Page element annotations:
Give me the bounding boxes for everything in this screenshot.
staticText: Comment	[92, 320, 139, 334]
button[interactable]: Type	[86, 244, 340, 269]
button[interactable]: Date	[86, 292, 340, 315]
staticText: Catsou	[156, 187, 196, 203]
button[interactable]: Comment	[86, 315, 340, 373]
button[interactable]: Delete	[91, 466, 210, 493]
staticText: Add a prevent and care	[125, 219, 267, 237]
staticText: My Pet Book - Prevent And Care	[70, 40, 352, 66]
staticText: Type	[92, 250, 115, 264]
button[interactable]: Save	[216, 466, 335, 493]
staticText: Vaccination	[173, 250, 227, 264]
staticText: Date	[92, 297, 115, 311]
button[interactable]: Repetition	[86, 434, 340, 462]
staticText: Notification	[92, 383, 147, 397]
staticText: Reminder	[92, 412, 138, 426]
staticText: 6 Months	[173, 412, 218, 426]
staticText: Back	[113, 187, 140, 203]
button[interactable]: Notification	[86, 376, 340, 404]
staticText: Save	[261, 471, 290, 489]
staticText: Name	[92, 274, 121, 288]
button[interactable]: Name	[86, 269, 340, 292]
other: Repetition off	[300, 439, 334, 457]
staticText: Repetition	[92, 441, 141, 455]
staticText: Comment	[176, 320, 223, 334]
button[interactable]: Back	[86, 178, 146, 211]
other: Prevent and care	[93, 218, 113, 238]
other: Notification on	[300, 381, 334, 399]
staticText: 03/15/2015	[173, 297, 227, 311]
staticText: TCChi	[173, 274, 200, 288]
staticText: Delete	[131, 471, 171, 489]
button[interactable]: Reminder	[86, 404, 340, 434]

§ Problem description:
Reproduce the data verbatim, starting at its first line and ending at the line that contains "187, 196, 203]", with both of those lines included.

§ Solution to the problem:
Give me the bounding boxes for everything in this screenshot.
staticText: Comment	[92, 320, 139, 334]
button[interactable]: Type	[86, 244, 340, 269]
button[interactable]: Date	[86, 292, 340, 315]
staticText: Catsou	[156, 187, 196, 203]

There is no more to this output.